Comandado por Jean-Xavier de Lestrade, o documentário acompanha o caso de Michael Peterson, um escritor acusado de assassinato depois que sua esposa é encontrada morta nos pés de uma escada. Enquanto Peterson jura inocência, afirmando que a morte fora resultado de uma queda acidental, a promotoria insiste que Kathleen fora brutalmente assassinada.

Mistério e muitas perguntas: prato cheio para uma maratona

Assim como Making a Murderer, portanto, The Staircase se desenvolve em volta do mistério: seria o protagonista culpado ou inocente? A morte foi resultado de um acidente ou de um crime? Este texto não trará grandes spoilers sobre o programa, mas é preciso dizer que os realizadores assumem o ponto de vista da defesa e do acusado. Assim, acompanhamos o caso e os bastidores de um lado. Neste sentido, somos levados a acreditar que Michael é inocente, o que nos impede de tomar uma decisão mais aprofundada sobre o caso.

(Exercício escrito A): Coloque em uma tabela Markdown, com as colunas Índice e Entrada, o intervalo dos registros que vai do início até a linha que contém "y-axis-label: Counts: [6, 140, 44, 248]", incluindo ambas as pontas e deixando de fora as linhas em branco.
O trecho da página e os registros têm origens distintas.

(Registros fornecidos):
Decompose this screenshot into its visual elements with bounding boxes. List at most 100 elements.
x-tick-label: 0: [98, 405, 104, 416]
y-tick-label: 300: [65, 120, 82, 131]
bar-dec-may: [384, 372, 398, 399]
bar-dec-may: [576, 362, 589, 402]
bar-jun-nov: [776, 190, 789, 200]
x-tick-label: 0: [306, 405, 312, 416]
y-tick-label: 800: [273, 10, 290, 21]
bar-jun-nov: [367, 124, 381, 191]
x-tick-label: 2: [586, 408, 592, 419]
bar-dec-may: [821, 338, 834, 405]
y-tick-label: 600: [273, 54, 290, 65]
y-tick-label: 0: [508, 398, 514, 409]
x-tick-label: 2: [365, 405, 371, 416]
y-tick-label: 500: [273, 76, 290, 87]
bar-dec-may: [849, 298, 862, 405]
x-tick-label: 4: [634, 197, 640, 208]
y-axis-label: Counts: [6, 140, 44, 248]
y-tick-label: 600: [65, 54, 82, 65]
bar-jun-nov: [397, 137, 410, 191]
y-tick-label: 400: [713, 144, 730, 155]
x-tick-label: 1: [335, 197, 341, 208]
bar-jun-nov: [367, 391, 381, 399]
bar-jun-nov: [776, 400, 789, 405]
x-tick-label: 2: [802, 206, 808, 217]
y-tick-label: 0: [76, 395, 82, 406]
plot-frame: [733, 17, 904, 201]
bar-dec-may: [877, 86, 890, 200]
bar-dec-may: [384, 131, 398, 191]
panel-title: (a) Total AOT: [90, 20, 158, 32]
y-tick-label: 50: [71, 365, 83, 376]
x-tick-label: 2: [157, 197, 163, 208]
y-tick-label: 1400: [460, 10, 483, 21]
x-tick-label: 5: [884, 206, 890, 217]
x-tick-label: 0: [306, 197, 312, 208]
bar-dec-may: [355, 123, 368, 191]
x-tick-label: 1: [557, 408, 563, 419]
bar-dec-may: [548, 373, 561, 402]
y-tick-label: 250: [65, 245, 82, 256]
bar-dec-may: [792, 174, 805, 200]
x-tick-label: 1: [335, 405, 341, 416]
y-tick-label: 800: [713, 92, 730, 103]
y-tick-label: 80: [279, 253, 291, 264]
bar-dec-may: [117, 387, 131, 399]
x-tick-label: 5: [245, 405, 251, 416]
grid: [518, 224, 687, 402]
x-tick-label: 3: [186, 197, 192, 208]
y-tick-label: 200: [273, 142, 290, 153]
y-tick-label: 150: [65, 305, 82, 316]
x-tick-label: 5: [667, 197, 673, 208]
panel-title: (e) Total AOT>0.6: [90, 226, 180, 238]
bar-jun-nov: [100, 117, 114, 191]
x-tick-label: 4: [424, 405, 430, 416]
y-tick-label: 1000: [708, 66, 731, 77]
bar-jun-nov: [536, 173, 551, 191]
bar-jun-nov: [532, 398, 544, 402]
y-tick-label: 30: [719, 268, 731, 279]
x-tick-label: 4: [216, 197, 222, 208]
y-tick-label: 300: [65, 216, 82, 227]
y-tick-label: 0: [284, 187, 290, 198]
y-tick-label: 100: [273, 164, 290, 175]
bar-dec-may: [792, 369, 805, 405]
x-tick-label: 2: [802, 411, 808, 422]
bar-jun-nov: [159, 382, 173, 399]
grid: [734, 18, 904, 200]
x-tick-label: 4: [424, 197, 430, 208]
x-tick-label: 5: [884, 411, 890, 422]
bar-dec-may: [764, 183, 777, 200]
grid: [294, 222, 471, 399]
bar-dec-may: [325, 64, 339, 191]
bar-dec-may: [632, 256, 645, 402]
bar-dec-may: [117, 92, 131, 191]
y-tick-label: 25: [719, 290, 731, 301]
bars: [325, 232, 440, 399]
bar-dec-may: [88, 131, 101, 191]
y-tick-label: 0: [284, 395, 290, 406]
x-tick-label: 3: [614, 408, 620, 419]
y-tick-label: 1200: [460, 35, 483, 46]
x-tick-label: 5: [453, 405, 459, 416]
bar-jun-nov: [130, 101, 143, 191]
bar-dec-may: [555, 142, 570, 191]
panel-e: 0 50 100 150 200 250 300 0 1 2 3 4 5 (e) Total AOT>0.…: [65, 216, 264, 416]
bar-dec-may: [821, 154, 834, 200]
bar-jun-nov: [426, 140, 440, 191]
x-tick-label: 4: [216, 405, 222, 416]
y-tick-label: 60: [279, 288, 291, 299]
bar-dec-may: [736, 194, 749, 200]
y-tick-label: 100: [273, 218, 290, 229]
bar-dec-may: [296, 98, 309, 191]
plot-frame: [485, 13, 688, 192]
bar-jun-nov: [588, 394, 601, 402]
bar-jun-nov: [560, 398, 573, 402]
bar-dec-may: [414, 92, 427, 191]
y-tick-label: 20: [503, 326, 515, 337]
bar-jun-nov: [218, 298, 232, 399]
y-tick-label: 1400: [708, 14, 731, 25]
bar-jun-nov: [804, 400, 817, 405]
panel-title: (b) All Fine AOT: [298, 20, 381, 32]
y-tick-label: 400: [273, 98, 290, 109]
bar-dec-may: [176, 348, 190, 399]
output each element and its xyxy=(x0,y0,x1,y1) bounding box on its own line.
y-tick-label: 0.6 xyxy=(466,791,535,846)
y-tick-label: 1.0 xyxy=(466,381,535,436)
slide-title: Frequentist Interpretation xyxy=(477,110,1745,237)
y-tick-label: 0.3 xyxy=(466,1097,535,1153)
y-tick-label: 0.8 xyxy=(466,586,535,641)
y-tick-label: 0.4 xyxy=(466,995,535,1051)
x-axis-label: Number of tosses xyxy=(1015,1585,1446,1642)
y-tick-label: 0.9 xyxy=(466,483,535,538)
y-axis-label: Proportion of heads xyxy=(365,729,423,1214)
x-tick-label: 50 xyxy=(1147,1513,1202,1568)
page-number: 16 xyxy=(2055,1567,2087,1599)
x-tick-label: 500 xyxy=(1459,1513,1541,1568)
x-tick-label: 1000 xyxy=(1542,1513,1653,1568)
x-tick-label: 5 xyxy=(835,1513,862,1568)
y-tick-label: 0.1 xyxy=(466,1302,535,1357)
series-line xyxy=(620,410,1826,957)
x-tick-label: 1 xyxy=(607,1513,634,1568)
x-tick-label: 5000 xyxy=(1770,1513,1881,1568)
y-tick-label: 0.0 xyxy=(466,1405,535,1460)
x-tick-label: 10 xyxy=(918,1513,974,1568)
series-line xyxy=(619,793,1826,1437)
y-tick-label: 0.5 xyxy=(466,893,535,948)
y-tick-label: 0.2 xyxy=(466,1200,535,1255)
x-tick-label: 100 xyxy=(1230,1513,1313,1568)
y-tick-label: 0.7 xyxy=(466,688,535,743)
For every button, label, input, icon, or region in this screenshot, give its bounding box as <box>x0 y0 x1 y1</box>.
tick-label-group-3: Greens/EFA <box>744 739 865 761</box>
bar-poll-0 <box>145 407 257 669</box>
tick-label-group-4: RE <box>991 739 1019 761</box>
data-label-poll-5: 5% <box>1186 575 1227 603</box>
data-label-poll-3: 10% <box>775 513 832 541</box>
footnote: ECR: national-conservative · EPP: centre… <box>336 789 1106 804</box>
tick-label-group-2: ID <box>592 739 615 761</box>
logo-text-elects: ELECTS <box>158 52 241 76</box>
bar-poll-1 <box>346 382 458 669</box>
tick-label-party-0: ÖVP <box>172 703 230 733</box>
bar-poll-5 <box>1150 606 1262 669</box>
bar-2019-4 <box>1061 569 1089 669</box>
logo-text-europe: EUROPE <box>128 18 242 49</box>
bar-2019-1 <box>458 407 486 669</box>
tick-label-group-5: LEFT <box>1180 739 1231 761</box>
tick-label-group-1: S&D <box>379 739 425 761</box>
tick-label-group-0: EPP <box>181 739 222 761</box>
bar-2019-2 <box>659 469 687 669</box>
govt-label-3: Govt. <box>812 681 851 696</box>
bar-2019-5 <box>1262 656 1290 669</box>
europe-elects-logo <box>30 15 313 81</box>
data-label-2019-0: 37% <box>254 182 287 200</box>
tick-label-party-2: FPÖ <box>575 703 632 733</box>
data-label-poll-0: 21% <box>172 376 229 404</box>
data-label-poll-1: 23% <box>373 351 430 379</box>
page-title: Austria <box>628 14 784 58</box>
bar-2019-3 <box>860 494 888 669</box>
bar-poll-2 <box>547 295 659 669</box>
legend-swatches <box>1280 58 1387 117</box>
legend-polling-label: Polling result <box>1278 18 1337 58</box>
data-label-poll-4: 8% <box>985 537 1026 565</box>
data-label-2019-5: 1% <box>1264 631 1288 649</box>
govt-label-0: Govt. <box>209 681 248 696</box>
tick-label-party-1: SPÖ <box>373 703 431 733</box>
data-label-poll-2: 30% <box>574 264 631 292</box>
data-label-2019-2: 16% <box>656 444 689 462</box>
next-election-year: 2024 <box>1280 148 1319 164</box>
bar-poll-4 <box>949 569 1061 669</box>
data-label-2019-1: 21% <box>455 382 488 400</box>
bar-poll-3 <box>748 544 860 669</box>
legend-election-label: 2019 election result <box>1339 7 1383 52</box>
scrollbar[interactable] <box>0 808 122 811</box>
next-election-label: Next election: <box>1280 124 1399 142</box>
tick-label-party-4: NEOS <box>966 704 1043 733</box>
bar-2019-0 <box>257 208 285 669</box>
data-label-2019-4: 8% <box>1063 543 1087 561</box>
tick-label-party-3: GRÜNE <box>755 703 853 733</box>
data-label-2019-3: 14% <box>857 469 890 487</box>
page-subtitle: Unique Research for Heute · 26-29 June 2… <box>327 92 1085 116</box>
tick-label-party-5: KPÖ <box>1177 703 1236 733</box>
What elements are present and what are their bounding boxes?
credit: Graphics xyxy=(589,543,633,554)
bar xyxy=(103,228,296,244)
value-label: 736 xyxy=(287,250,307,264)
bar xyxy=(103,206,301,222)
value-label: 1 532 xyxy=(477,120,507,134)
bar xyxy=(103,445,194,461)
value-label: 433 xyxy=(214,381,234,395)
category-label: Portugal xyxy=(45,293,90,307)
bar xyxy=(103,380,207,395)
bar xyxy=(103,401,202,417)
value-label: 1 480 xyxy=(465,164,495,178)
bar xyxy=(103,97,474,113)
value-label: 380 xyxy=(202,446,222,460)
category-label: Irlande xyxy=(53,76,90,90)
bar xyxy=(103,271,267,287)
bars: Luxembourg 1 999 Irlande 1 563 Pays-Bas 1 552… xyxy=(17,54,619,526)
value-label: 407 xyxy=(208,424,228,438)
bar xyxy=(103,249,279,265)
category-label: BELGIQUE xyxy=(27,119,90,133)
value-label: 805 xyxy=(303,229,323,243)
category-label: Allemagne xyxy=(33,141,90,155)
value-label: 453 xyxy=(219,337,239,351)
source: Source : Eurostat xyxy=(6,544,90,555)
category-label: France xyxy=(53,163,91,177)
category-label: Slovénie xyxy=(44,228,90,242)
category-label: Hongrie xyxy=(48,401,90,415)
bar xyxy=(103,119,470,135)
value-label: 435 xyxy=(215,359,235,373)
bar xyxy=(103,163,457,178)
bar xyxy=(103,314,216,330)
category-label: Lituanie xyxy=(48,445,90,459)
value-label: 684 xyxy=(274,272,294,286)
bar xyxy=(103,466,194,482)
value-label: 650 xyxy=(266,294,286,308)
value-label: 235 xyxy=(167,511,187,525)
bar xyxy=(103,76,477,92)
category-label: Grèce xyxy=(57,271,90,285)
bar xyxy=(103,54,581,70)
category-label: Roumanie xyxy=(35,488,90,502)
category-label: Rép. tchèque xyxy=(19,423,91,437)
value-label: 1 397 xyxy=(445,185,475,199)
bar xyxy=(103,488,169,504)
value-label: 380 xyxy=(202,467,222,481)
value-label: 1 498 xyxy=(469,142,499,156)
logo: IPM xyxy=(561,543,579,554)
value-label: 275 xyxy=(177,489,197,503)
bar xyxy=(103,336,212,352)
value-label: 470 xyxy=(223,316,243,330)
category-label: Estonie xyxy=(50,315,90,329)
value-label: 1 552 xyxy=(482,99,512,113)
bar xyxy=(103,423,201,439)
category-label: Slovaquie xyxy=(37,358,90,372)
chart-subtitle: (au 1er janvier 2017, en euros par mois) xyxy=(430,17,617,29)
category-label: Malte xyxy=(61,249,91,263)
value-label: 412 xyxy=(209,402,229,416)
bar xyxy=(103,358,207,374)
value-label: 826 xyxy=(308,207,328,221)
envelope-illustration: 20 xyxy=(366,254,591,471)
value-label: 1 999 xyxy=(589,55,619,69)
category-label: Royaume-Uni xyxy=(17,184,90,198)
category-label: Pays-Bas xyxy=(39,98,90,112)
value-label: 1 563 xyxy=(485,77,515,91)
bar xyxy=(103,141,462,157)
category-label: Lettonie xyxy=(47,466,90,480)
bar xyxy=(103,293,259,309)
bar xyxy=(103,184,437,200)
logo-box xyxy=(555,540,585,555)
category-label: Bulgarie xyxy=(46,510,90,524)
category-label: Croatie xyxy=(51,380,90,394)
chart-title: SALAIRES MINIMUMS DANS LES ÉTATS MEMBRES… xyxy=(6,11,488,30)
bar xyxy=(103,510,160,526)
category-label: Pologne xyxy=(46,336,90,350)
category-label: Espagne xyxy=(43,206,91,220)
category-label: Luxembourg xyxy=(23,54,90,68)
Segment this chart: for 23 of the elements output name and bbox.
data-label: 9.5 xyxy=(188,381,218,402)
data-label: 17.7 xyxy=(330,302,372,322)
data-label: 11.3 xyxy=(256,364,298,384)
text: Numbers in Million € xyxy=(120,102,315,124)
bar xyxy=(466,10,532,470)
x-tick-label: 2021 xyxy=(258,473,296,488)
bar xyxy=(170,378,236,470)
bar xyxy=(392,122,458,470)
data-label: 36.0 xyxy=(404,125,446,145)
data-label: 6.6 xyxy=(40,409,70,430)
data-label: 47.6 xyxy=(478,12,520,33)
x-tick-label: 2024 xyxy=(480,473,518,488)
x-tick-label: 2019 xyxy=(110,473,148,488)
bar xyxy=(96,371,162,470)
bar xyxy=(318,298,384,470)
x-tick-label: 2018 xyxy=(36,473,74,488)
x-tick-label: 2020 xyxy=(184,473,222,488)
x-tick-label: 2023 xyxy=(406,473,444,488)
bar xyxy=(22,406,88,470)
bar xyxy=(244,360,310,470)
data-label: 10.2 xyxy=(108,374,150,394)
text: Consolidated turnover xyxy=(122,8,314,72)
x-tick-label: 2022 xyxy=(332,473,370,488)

(Exercício escrito B): Segundo o trecho da página sobre The Staircase, quem comanda o documentário?

(Resposta do exercício A):
| Índice | Entrada |
|---|---|
| 1 | Decompose this screenshot into its visual elements with bounding boxes. List at most 100 elements. |
| 2 | x-tick-label: 0: [98, 405, 104, 416] |
| 3 | y-tick-label: 300: [65, 120, 82, 131] |
| 4 | bar-dec-may: [384, 372, 398, 399] |
| 5 | bar-dec-may: [576, 362, 589, 402] |
| 6 | bar-jun-nov: [776, 190, 789, 200] |
| 7 | x-tick-label: 0: [306, 405, 312, 416] |
| 8 | y-tick-label: 800: [273, 10, 290, 21] |
| 9 | bar-jun-nov: [367, 124, 381, 191] |
| 10 | x-tick-label: 2: [586, 408, 592, 419] |
| 11 | bar-dec-may: [821, 338, 834, 405] |
| 12 | y-tick-label: 600: [273, 54, 290, 65] |
| 13 | y-tick-label: 0: [508, 398, 514, 409] |
| 14 | x-tick-label: 2: [365, 405, 371, 416] |
| 15 | y-tick-label: 500: [273, 76, 290, 87] |
| 16 | bar-dec-may: [849, 298, 862, 405] |
| 17 | x-tick-label: 4: [634, 197, 640, 208] |
| 18 | y-axis-label: Counts: [6, 140, 44, 248] |

(Resposta do exercício B): Jean-Xavier de Lestrade.